═══ Recorded data ═══

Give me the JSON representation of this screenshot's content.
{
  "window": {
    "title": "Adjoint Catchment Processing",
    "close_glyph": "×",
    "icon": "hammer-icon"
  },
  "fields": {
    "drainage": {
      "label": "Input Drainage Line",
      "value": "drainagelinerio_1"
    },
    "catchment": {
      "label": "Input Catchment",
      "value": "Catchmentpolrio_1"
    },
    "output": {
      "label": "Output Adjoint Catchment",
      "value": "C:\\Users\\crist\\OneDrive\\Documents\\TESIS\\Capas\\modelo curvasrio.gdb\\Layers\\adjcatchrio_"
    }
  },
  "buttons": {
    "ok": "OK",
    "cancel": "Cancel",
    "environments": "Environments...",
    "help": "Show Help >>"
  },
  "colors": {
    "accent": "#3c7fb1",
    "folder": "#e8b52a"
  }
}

═══

■ **What the exercise asks**:
Print out every entry, keeping each one exact.

■ **Completed exercise**:
Give me the JSON representation of this screenshot's content.
{
  "window": {
    "title": "Adjoint Catchment Processing",
    "close_glyph": "×",
    "icon": "hammer-icon"
  },
  "fields": {
    "drainage": {
      "label": "Input Drainage Line",
      "value": "drainagelinerio_1"
    },
    "catchment": {
      "label": "Input Catchment",
      "value": "Catchmentpolrio_1"
    },
    "output": {
      "label": "Output Adjoint Catchment",
      "value": "C:\\Users\\crist\\OneDrive\\Documents\\TESIS\\Capas\\modelo curvasrio.gdb\\Layers\\adjcatchrio_"
    }
  },
  "buttons": {
    "ok": "OK",
    "cancel": "Cancel",
    "environments": "Environments...",
    "help": "Show Help >>"
  },
  "colors": {
    "accent": "#3c7fb1",
    "folder": "#e8b52a"
  }
}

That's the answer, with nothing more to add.